** start of Information provided **
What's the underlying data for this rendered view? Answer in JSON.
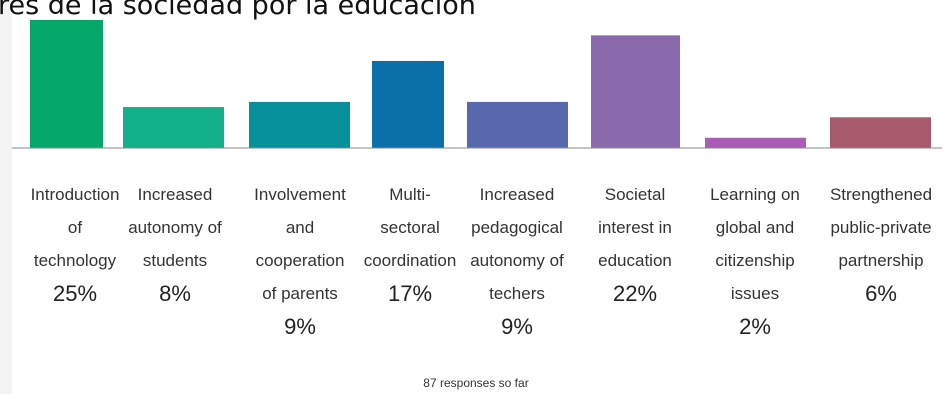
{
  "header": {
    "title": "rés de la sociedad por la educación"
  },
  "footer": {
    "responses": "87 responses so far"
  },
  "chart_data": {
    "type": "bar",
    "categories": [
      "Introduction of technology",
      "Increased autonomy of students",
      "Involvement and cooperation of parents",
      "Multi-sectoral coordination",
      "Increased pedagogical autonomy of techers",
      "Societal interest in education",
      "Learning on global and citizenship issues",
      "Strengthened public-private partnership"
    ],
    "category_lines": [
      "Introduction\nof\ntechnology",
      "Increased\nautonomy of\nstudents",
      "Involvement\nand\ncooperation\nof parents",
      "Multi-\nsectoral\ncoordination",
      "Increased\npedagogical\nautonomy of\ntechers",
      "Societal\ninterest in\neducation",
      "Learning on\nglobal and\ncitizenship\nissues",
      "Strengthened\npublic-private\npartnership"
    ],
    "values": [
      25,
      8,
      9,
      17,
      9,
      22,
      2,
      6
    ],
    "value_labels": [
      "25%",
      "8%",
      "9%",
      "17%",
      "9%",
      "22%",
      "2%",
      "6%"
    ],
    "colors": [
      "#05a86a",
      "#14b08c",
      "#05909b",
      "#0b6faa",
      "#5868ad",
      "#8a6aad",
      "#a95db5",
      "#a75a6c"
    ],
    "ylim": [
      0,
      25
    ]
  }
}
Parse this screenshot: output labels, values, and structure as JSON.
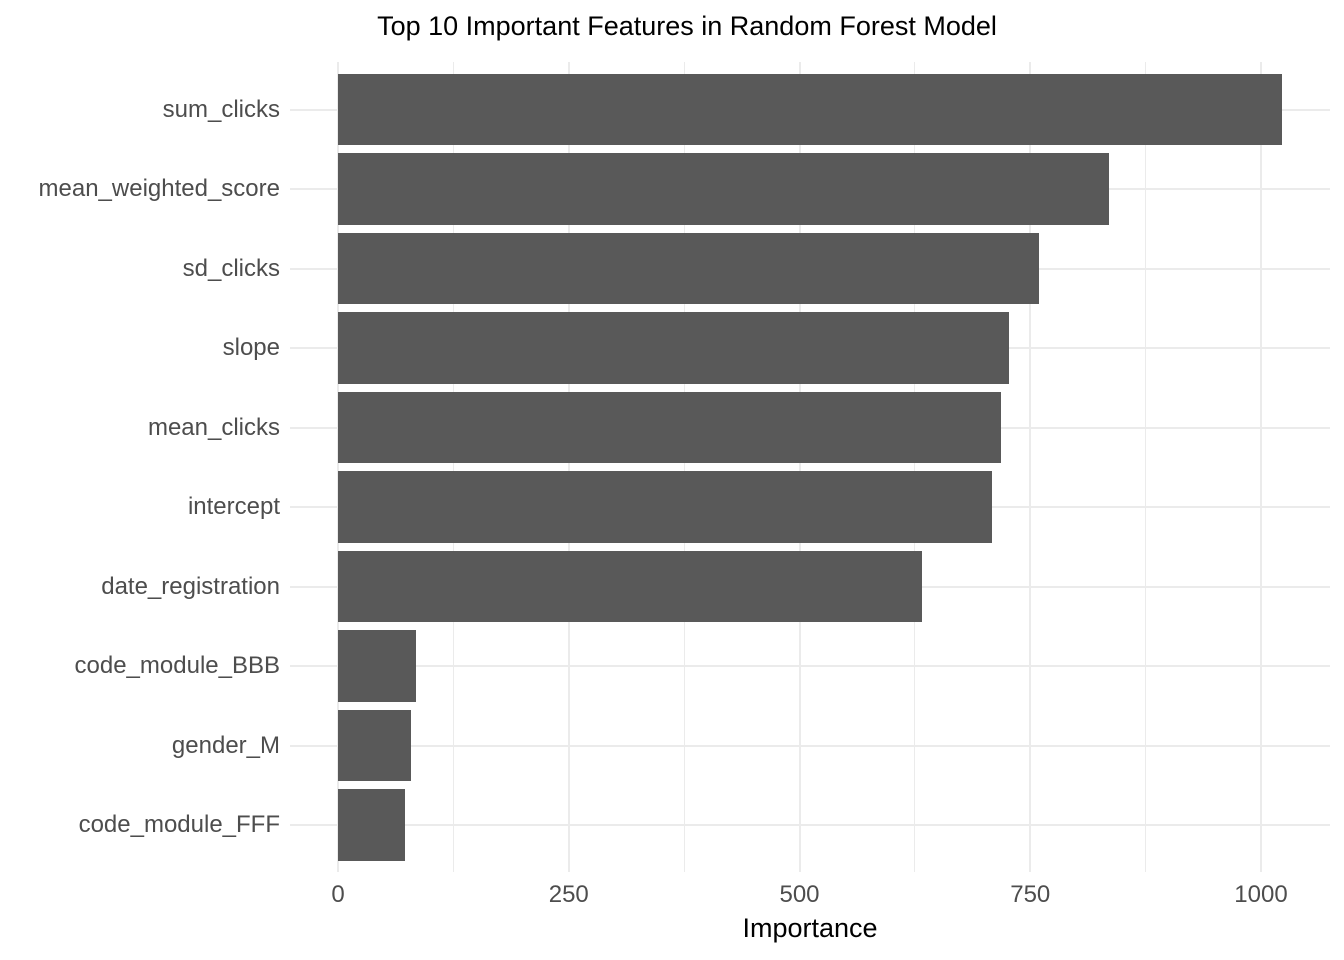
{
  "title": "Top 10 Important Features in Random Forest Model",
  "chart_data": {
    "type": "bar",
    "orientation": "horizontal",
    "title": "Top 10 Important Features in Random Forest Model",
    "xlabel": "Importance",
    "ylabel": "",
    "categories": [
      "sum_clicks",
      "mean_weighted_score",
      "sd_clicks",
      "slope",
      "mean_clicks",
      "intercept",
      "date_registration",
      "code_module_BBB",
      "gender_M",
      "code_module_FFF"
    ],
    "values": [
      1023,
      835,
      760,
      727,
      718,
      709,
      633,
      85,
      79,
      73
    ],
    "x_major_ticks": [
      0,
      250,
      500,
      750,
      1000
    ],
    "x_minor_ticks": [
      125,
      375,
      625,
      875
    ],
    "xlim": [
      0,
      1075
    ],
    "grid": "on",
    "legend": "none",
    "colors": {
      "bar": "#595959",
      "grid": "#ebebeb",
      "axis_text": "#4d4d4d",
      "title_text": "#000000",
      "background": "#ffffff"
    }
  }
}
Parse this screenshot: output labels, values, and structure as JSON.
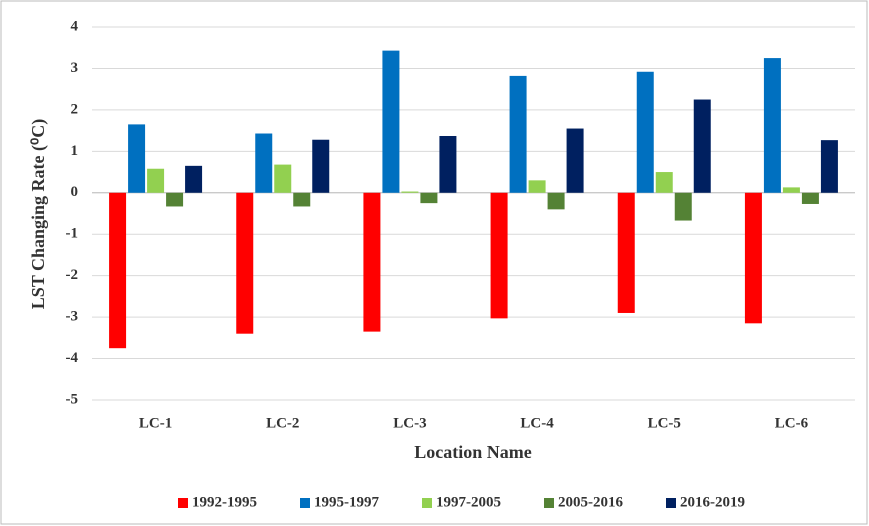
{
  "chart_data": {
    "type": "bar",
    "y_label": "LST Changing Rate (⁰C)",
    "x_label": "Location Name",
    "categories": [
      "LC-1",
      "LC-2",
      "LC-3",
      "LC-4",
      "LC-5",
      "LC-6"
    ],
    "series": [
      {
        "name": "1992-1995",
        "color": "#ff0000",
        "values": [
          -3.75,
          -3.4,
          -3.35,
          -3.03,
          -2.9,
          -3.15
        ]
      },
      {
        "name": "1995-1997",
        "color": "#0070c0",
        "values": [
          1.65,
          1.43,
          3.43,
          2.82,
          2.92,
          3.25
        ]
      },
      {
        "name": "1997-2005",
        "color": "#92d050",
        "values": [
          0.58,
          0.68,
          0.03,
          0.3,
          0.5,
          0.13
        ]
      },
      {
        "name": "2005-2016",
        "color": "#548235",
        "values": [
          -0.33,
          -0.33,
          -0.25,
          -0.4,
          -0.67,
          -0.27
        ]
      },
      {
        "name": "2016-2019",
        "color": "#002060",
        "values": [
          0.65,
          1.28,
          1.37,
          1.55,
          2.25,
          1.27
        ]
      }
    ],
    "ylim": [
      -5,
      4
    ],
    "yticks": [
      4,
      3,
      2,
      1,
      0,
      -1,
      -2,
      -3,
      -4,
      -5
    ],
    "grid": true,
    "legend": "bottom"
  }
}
** end of Information provided **
### Task brief:
Make an exact copy of all the material, but keep the pictures out of it.

### Solution:
What's the underlying data for this rendered view? Answer in JSON.
{
  "header": {
    "title": "rés de la sociedad por la educación"
  },
  "footer": {
    "responses": "87 responses so far"
  },
  "chart_data": {
    "type": "bar",
    "categories": [
      "Introduction of technology",
      "Increased autonomy of students",
      "Involvement and cooperation of parents",
      "Multi-sectoral coordination",
      "Increased pedagogical autonomy of techers",
      "Societal interest in education",
      "Learning on global and citizenship issues",
      "Strengthened public-private partnership"
    ],
    "category_lines": [
      "Introduction\nof\ntechnology",
      "Increased\nautonomy of\nstudents",
      "Involvement\nand\ncooperation\nof parents",
      "Multi-\nsectoral\ncoordination",
      "Increased\npedagogical\nautonomy of\ntechers",
      "Societal\ninterest in\neducation",
      "Learning on\nglobal and\ncitizenship\nissues",
      "Strengthened\npublic-private\npartnership"
    ],
    "values": [
      25,
      8,
      9,
      17,
      9,
      22,
      2,
      6
    ],
    "value_labels": [
      "25%",
      "8%",
      "9%",
      "17%",
      "9%",
      "22%",
      "2%",
      "6%"
    ],
    "colors": [
      "#05a86a",
      "#14b08c",
      "#05909b",
      "#0b6faa",
      "#5868ad",
      "#8a6aad",
      "#a95db5",
      "#a75a6c"
    ],
    "ylim": [
      0,
      25
    ]
  }
}
Parse this screenshot: output labels, values, and structure as JSON.
{
  "title": "Top 10 Important Features in Random Forest Model",
  "chart_data": {
    "type": "bar",
    "orientation": "horizontal",
    "title": "Top 10 Important Features in Random Forest Model",
    "xlabel": "Importance",
    "ylabel": "",
    "categories": [
      "sum_clicks",
      "mean_weighted_score",
      "sd_clicks",
      "slope",
      "mean_clicks",
      "intercept",
      "date_registration",
      "code_module_BBB",
      "gender_M",
      "code_module_FFF"
    ],
    "values": [
      1023,
      835,
      760,
      727,
      718,
      709,
      633,
      85,
      79,
      73
    ],
    "x_major_ticks": [
      0,
      250,
      500,
      750,
      1000
    ],
    "x_minor_ticks": [
      125,
      375,
      625,
      875
    ],
    "xlim": [
      0,
      1075
    ],
    "grid": "on",
    "legend": "none",
    "colors": {
      "bar": "#595959",
      "grid": "#ebebeb",
      "axis_text": "#4d4d4d",
      "title_text": "#000000",
      "background": "#ffffff"
    }
  }
}
Parse this screenshot: output labels, values, and structure as JSON.
{
  "chart_data": {
    "type": "bar",
    "y_label": "LST Changing Rate (⁰C)",
    "x_label": "Location Name",
    "categories": [
      "LC-1",
      "LC-2",
      "LC-3",
      "LC-4",
      "LC-5",
      "LC-6"
    ],
    "series": [
      {
        "name": "1992-1995",
        "color": "#ff0000",
        "values": [
          -3.75,
          -3.4,
          -3.35,
          -3.03,
          -2.9,
          -3.15
        ]
      },
      {
        "name": "1995-1997",
        "color": "#0070c0",
        "values": [
          1.65,
          1.43,
          3.43,
          2.82,
          2.92,
          3.25
        ]
      },
      {
        "name": "1997-2005",
        "color": "#92d050",
        "values": [
          0.58,
          0.68,
          0.03,
          0.3,
          0.5,
          0.13
        ]
      },
      {
        "name": "2005-2016",
        "color": "#548235",
        "values": [
          -0.33,
          -0.33,
          -0.25,
          -0.4,
          -0.67,
          -0.27
        ]
      },
      {
        "name": "2016-2019",
        "color": "#002060",
        "values": [
          0.65,
          1.28,
          1.37,
          1.55,
          2.25,
          1.27
        ]
      }
    ],
    "ylim": [
      -5,
      4
    ],
    "yticks": [
      4,
      3,
      2,
      1,
      0,
      -1,
      -2,
      -3,
      -4,
      -5
    ],
    "grid": true,
    "legend": "bottom"
  }
}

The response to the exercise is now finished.